▸ **Consigne 1**: Recopiez le passage en commençant à "Voyez, Madame, ce" et en finissant à "tout le corps.", en substituant "Conseil" à "Parlement".
▸ **Consigne 2**: Dans le passage, quels groupes ceux qui disent « nous » essaient-ils de sauver ensemble ?

▸ **Passage donné**:
Voyez, Madame, ce que nous sommes, quoy qu’on nous méprise,
puis que Dieu prend vn tel soing de nous. Tels toutesfois que nous
puissions estre, nous ne vous implorons point auec orgueil. Plusieurs
ont reclamé en vain la mesme grace que nostre desespoir reclame, & si
nous y venons apres eux, ce n’est point la presomption qui nous y
conduit. Toute la France estant infiniment obligée au zele de vostre
Illustre Parlement, chacun est ingrat qui n’essaye de luy rendre vne
partie de ce qu’il luy doit ; & nous venons icy, Madame, voir si nous
pourrons pour luy ce qu’il a desiré pour nous. Car enfin, nous ne vous
prions pas pour nous seuls, puis que nous sommes vne partie de l’Estat,
c’est aussi pour luy auec nous. Nous essayons de sauuer les riches
auec les pauures, afin que par le salut des membres nous puissions
sauuer tout le corps.

▸ **Lignes extraites**:
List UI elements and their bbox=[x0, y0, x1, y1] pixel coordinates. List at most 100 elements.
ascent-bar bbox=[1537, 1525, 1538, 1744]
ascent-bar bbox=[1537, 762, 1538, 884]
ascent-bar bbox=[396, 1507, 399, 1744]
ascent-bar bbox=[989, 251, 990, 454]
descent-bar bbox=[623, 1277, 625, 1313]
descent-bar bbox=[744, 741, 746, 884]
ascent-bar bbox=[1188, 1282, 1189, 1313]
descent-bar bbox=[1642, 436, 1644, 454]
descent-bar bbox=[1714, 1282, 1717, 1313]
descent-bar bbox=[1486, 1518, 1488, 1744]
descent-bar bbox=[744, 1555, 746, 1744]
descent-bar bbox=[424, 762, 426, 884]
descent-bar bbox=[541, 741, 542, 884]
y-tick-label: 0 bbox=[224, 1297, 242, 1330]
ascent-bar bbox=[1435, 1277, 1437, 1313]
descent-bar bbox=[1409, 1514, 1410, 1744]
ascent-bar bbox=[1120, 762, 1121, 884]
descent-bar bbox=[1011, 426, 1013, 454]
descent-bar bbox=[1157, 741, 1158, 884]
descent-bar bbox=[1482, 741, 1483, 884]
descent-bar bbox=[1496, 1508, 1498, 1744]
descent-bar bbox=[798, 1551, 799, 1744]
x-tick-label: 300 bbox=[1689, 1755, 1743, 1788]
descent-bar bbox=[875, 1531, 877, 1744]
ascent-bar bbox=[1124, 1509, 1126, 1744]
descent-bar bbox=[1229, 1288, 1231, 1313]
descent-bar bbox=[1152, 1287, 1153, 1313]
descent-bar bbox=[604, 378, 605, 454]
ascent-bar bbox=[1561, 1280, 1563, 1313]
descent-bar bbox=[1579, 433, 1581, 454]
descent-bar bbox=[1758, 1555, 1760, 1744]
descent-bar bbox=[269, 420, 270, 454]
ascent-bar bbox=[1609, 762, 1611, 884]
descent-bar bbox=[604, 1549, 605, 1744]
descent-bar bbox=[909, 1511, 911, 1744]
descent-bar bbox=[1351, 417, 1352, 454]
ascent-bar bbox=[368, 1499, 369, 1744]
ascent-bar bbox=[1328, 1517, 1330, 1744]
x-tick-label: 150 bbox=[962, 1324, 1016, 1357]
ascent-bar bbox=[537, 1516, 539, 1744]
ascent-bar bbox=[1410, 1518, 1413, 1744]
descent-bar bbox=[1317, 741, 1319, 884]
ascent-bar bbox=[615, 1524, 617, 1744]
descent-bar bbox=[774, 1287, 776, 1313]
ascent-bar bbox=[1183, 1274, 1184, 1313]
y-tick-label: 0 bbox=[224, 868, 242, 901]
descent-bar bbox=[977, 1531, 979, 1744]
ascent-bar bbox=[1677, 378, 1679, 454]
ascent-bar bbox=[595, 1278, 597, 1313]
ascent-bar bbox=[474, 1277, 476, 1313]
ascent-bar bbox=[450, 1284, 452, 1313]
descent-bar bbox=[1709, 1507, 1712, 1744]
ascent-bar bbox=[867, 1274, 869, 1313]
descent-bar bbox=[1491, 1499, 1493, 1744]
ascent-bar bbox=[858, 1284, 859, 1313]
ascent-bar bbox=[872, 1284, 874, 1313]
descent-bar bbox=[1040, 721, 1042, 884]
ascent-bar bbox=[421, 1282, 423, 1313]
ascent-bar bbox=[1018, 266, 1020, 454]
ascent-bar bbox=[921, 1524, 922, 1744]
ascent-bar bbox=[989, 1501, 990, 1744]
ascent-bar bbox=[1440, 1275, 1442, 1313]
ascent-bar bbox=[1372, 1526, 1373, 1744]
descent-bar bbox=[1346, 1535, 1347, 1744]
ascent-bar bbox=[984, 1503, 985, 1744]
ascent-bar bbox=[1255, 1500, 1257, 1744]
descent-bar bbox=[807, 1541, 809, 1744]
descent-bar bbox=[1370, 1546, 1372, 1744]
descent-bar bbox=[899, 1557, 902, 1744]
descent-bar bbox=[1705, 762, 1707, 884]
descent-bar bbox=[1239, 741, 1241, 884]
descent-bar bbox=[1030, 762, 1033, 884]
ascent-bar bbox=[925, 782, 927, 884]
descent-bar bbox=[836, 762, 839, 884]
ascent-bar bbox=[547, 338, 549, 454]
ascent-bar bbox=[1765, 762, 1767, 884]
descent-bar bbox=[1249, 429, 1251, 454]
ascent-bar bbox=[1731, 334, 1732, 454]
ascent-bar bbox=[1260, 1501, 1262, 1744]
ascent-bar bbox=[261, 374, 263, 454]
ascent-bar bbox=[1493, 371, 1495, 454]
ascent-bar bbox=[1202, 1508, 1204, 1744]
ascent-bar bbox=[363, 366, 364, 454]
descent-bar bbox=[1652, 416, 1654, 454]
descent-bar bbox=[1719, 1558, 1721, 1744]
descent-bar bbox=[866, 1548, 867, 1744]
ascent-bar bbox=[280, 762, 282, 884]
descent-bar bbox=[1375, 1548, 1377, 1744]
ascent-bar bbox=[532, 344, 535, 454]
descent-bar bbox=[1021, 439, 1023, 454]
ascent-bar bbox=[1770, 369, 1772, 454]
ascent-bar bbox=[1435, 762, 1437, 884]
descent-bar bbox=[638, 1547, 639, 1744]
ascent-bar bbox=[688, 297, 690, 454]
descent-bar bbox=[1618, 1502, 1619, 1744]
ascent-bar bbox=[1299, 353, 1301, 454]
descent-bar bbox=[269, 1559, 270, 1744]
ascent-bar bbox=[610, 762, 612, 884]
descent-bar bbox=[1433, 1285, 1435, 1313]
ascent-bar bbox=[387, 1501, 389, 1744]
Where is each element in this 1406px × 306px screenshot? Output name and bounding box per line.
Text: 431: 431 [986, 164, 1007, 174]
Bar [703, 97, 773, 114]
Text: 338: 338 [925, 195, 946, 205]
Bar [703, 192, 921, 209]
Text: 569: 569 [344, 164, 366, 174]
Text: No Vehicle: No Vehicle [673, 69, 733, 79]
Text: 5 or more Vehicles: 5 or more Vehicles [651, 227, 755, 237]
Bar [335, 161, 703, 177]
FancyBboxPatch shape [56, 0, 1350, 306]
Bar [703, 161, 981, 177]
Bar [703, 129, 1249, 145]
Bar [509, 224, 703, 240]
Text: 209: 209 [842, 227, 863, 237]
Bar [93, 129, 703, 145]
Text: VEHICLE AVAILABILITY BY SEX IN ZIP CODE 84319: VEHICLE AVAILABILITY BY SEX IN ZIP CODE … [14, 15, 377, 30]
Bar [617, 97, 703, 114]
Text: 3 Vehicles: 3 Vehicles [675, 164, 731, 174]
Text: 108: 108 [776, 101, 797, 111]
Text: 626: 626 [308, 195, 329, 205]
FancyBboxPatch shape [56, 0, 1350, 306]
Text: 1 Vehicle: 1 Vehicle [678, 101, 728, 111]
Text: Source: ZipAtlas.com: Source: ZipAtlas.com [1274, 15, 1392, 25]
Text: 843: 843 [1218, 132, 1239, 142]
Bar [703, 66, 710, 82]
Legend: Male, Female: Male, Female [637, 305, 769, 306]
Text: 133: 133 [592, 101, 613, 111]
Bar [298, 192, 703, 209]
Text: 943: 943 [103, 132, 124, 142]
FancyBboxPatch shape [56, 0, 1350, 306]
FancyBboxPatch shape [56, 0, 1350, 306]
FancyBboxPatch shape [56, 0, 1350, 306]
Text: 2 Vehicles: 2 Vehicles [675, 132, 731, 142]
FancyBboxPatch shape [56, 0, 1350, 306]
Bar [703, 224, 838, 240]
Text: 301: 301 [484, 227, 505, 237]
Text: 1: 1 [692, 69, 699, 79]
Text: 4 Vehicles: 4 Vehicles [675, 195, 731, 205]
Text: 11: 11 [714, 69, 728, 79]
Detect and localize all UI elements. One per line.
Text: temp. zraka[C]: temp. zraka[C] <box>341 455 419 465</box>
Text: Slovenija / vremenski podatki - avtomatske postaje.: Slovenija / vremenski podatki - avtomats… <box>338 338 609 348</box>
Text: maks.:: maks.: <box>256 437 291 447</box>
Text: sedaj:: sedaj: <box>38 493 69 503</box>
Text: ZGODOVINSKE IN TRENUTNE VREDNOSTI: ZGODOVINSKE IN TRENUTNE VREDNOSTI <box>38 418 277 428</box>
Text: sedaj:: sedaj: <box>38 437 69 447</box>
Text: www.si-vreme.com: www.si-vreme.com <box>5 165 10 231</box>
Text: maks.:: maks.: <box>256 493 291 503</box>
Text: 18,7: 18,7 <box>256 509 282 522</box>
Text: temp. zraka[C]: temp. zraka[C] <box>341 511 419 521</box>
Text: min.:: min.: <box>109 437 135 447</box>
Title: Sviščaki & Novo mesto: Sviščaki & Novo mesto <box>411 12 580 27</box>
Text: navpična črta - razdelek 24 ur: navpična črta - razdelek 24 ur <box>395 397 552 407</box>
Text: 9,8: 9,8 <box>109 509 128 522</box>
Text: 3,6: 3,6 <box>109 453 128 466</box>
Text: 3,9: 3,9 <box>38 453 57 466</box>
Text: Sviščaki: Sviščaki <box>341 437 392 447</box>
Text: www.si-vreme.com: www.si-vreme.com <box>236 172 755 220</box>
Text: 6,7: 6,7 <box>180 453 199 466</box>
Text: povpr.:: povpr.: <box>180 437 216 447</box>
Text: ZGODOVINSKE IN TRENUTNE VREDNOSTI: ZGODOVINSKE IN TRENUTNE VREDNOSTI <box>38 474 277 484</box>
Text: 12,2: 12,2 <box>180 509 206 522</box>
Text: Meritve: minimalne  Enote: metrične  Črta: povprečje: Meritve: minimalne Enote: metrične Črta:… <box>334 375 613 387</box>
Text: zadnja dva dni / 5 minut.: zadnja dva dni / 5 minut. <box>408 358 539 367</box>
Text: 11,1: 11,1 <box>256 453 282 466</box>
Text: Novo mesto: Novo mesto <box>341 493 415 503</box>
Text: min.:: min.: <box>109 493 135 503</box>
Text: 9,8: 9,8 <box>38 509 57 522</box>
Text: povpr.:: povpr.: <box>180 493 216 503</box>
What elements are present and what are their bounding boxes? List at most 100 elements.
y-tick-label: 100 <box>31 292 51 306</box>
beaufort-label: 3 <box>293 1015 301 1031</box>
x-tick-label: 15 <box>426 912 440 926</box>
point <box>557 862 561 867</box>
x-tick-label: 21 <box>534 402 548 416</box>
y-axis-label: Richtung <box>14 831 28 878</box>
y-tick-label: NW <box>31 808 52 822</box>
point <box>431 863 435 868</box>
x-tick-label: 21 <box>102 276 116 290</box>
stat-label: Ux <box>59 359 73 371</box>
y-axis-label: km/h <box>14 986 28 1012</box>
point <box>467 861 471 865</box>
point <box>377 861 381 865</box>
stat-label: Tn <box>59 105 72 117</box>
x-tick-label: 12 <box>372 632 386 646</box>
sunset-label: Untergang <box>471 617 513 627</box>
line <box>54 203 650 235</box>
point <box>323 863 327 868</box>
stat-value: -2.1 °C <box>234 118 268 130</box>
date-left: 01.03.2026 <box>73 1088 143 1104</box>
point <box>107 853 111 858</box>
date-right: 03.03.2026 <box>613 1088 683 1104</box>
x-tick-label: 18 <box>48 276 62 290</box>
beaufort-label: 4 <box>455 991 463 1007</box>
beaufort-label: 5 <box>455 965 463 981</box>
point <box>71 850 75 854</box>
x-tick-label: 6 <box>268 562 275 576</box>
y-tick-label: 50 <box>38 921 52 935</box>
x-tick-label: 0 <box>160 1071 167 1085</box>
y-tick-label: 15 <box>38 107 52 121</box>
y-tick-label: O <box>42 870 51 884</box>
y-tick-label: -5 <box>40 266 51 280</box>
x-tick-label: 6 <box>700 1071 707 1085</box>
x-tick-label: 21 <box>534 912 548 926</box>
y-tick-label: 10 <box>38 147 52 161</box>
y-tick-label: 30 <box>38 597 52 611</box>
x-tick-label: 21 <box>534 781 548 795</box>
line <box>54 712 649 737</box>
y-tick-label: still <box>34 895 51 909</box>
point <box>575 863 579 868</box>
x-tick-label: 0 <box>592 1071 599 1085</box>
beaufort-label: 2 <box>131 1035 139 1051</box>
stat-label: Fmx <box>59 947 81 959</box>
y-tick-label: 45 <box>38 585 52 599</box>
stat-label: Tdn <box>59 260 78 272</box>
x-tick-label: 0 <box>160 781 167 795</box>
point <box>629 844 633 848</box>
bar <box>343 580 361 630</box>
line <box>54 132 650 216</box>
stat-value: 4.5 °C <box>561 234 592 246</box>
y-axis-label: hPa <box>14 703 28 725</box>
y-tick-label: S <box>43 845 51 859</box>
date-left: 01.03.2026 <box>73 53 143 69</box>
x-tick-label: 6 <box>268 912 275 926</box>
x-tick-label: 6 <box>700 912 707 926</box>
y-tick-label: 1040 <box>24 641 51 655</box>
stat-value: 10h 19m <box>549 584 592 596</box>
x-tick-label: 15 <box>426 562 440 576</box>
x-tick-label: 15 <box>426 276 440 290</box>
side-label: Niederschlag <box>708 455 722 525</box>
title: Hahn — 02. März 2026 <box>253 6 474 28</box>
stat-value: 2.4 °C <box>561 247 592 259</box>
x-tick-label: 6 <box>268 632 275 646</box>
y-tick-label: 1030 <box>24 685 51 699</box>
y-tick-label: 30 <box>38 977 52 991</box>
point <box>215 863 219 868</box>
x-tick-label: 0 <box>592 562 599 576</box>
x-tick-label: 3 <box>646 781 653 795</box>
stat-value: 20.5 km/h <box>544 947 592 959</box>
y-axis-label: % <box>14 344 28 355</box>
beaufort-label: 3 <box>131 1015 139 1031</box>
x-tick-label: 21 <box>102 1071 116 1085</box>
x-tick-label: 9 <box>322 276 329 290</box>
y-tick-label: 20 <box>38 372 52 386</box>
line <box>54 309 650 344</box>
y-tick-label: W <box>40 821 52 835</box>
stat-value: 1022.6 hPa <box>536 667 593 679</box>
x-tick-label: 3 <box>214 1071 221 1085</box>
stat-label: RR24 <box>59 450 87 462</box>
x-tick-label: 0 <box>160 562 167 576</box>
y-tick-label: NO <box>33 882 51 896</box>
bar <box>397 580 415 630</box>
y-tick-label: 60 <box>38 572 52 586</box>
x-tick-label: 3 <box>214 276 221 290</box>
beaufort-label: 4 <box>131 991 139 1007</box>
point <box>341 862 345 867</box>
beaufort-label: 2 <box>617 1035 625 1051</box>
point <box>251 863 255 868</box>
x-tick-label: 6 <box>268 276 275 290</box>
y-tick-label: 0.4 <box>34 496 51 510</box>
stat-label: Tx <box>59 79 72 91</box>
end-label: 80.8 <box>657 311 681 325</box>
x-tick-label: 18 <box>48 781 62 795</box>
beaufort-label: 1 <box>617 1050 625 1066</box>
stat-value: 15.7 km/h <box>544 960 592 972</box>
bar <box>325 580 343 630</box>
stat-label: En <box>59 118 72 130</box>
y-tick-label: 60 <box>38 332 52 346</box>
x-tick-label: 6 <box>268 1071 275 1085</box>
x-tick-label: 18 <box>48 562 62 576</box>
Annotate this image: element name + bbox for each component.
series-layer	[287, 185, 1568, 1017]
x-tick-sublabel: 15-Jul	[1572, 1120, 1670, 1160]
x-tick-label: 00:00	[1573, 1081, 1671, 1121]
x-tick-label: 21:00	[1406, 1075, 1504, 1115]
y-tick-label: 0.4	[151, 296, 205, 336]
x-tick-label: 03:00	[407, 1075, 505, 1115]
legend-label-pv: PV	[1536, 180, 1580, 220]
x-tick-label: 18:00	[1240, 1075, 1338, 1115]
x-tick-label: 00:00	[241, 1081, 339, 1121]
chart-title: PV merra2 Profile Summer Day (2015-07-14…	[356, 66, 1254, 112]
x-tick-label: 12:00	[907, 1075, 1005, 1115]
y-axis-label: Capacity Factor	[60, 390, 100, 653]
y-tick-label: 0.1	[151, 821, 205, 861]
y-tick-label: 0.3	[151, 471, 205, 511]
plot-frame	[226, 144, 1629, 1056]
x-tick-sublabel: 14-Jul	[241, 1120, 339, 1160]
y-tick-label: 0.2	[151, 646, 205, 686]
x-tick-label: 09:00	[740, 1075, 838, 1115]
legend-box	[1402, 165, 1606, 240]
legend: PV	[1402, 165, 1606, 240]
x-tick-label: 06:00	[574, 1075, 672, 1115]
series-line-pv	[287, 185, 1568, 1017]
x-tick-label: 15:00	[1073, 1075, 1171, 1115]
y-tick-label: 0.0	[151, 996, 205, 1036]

▸ **Solution détaillée 1**:
Voyez, Madame, ce que nous sommes, quoy qu’on nous méprise,
puis que Dieu prend vn tel soing de nous. Tels toutesfois que nous
puissions estre, nous ne vous implorons point auec orgueil. Plusieurs
ont reclamé en vain la mesme grace que nostre desespoir reclame, & si
nous y venons apres eux, ce n’est point la presomption qui nous y
conduit. Toute la France estant infiniment obligée au zele de vostre
Illustre Conseil, chacun est ingrat qui n’essaye de luy rendre vne
partie de ce qu’il luy doit ; & nous venons icy, Madame, voir si nous
pourrons pour luy ce qu’il a desiré pour nous. Car enfin, nous ne vous
prions pas pour nous seuls, puis que nous sommes vne partie de l’Estat,
c’est aussi pour luy auec nous. Nous essayons de sauuer les riches
auec les pauures, afin que par le salut des membres nous puissions
sauuer tout le corps.

▸ **Solution détaillée 2**: Les riches et les pauvres.